# Your task
Reproduce the material in full, exactly as written.
═════ Input records ═════
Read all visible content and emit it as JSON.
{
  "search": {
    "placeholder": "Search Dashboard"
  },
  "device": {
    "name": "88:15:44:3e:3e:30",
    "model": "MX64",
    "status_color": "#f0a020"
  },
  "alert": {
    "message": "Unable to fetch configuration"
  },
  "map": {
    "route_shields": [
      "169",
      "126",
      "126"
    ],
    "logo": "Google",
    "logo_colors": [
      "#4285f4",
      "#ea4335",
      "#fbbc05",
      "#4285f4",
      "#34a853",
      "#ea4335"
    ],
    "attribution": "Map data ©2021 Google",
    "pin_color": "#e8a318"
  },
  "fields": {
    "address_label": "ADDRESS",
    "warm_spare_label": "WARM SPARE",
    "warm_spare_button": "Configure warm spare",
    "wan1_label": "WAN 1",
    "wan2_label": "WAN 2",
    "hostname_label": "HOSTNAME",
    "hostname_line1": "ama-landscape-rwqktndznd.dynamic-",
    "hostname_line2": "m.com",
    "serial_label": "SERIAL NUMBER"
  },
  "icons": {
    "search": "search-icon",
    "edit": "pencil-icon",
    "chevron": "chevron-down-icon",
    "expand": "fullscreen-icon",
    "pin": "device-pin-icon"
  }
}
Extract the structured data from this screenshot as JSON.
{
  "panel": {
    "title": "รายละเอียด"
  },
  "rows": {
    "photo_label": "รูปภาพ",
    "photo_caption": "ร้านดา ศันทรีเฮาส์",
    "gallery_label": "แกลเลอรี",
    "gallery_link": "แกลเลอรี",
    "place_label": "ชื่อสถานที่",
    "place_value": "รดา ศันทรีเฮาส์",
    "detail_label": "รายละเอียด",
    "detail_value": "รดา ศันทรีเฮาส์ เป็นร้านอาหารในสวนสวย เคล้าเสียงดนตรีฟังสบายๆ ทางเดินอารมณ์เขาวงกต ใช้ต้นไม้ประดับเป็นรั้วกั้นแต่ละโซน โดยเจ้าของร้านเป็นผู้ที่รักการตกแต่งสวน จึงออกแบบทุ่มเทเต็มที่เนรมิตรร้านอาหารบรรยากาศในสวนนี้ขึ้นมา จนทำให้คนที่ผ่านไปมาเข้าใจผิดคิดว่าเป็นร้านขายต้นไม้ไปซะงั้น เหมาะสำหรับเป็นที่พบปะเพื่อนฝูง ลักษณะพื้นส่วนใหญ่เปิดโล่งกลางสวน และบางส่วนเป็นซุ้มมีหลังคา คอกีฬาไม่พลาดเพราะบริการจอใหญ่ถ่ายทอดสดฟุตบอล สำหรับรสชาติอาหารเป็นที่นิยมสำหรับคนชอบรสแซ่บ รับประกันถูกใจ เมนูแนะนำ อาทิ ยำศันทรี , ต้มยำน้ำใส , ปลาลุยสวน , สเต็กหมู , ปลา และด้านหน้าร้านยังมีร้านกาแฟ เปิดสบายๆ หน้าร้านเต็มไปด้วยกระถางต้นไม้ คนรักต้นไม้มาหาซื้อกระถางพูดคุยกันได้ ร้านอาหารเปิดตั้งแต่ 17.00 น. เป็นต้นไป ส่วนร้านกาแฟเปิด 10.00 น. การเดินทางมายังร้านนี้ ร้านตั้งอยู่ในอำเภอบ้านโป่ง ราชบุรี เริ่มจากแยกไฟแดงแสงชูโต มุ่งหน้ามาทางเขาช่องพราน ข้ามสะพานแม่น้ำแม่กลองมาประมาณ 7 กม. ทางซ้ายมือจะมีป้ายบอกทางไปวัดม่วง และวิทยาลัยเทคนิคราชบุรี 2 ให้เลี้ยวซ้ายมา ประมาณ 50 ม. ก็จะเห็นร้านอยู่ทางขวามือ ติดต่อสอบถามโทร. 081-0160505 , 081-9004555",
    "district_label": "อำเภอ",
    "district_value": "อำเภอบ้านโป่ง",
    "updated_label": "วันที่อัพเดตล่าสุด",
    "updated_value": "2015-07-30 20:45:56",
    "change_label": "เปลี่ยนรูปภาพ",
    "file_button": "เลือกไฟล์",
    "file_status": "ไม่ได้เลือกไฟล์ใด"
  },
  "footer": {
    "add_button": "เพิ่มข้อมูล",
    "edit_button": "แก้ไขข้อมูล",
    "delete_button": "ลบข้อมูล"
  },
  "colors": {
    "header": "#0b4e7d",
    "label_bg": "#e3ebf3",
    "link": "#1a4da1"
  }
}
═════
# Expected answer
Read all visible content and emit it as JSON.
{
  "search": {
    "placeholder": "Search Dashboard"
  },
  "device": {
    "name": "88:15:44:3e:3e:30",
    "model": "MX64",
    "status_color": "#f0a020"
  },
  "alert": {
    "message": "Unable to fetch configuration"
  },
  "map": {
    "route_shields": [
      "169",
      "126",
      "126"
    ],
    "logo": "Google",
    "logo_colors": [
      "#4285f4",
      "#ea4335",
      "#fbbc05",
      "#4285f4",
      "#34a853",
      "#ea4335"
    ],
    "attribution": "Map data ©2021 Google",
    "pin_color": "#e8a318"
  },
  "fields": {
    "address_label": "ADDRESS",
    "warm_spare_label": "WARM SPARE",
    "warm_spare_button": "Configure warm spare",
    "wan1_label": "WAN 1",
    "wan2_label": "WAN 2",
    "hostname_label": "HOSTNAME",
    "hostname_line1": "ama-landscape-rwqktndznd.dynamic-",
    "hostname_line2": "m.com",
    "serial_label": "SERIAL NUMBER"
  },
  "icons": {
    "search": "search-icon",
    "edit": "pencil-icon",
    "chevron": "chevron-down-icon",
    "expand": "fullscreen-icon",
    "pin": "device-pin-icon"
  }
}
Extract the structured data from this screenshot as JSON.
{
  "panel": {
    "title": "รายละเอียด"
  },
  "rows": {
    "photo_label": "รูปภาพ",
    "photo_caption": "ร้านดา ศันทรีเฮาส์",
    "gallery_label": "แกลเลอรี",
    "gallery_link": "แกลเลอรี",
    "place_label": "ชื่อสถานที่",
    "place_value": "รดา ศันทรีเฮาส์",
    "detail_label": "รายละเอียด",
    "detail_value": "รดา ศันทรีเฮาส์ เป็นร้านอาหารในสวนสวย เคล้าเสียงดนตรีฟังสบายๆ ทางเดินอารมณ์เขาวงกต ใช้ต้นไม้ประดับเป็นรั้วกั้นแต่ละโซน โดยเจ้าของร้านเป็นผู้ที่รักการตกแต่งสวน จึงออกแบบทุ่มเทเต็มที่เนรมิตรร้านอาหารบรรยากาศในสวนนี้ขึ้นมา จนทำให้คนที่ผ่านไปมาเข้าใจผิดคิดว่าเป็นร้านขายต้นไม้ไปซะงั้น เหมาะสำหรับเป็นที่พบปะเพื่อนฝูง ลักษณะพื้นส่วนใหญ่เปิดโล่งกลางสวน และบางส่วนเป็นซุ้มมีหลังคา คอกีฬาไม่พลาดเพราะบริการจอใหญ่ถ่ายทอดสดฟุตบอล สำหรับรสชาติอาหารเป็นที่นิยมสำหรับคนชอบรสแซ่บ รับประกันถูกใจ เมนูแนะนำ อาทิ ยำศันทรี , ต้มยำน้ำใส , ปลาลุยสวน , สเต็กหมู , ปลา และด้านหน้าร้านยังมีร้านกาแฟ เปิดสบายๆ หน้าร้านเต็มไปด้วยกระถางต้นไม้ คนรักต้นไม้มาหาซื้อกระถางพูดคุยกันได้ ร้านอาหารเปิดตั้งแต่ 17.00 น. เป็นต้นไป ส่วนร้านกาแฟเปิด 10.00 น. การเดินทางมายังร้านนี้ ร้านตั้งอยู่ในอำเภอบ้านโป่ง ราชบุรี เริ่มจากแยกไฟแดงแสงชูโต มุ่งหน้ามาทางเขาช่องพราน ข้ามสะพานแม่น้ำแม่กลองมาประมาณ 7 กม. ทางซ้ายมือจะมีป้ายบอกทางไปวัดม่วง และวิทยาลัยเทคนิคราชบุรี 2 ให้เลี้ยวซ้ายมา ประมาณ 50 ม. ก็จะเห็นร้านอยู่ทางขวามือ ติดต่อสอบถามโทร. 081-0160505 , 081-9004555",
    "district_label": "อำเภอ",
    "district_value": "อำเภอบ้านโป่ง",
    "updated_label": "วันที่อัพเดตล่าสุด",
    "updated_value": "2015-07-30 20:45:56",
    "change_label": "เปลี่ยนรูปภาพ",
    "file_button": "เลือกไฟล์",
    "file_status": "ไม่ได้เลือกไฟล์ใด"
  },
  "footer": {
    "add_button": "เพิ่มข้อมูล",
    "edit_button": "แก้ไขข้อมูล",
    "delete_button": "ลบข้อมูล"
  },
  "colors": {
    "header": "#0b4e7d",
    "label_bg": "#e3ebf3",
    "link": "#1a4da1"
  }
}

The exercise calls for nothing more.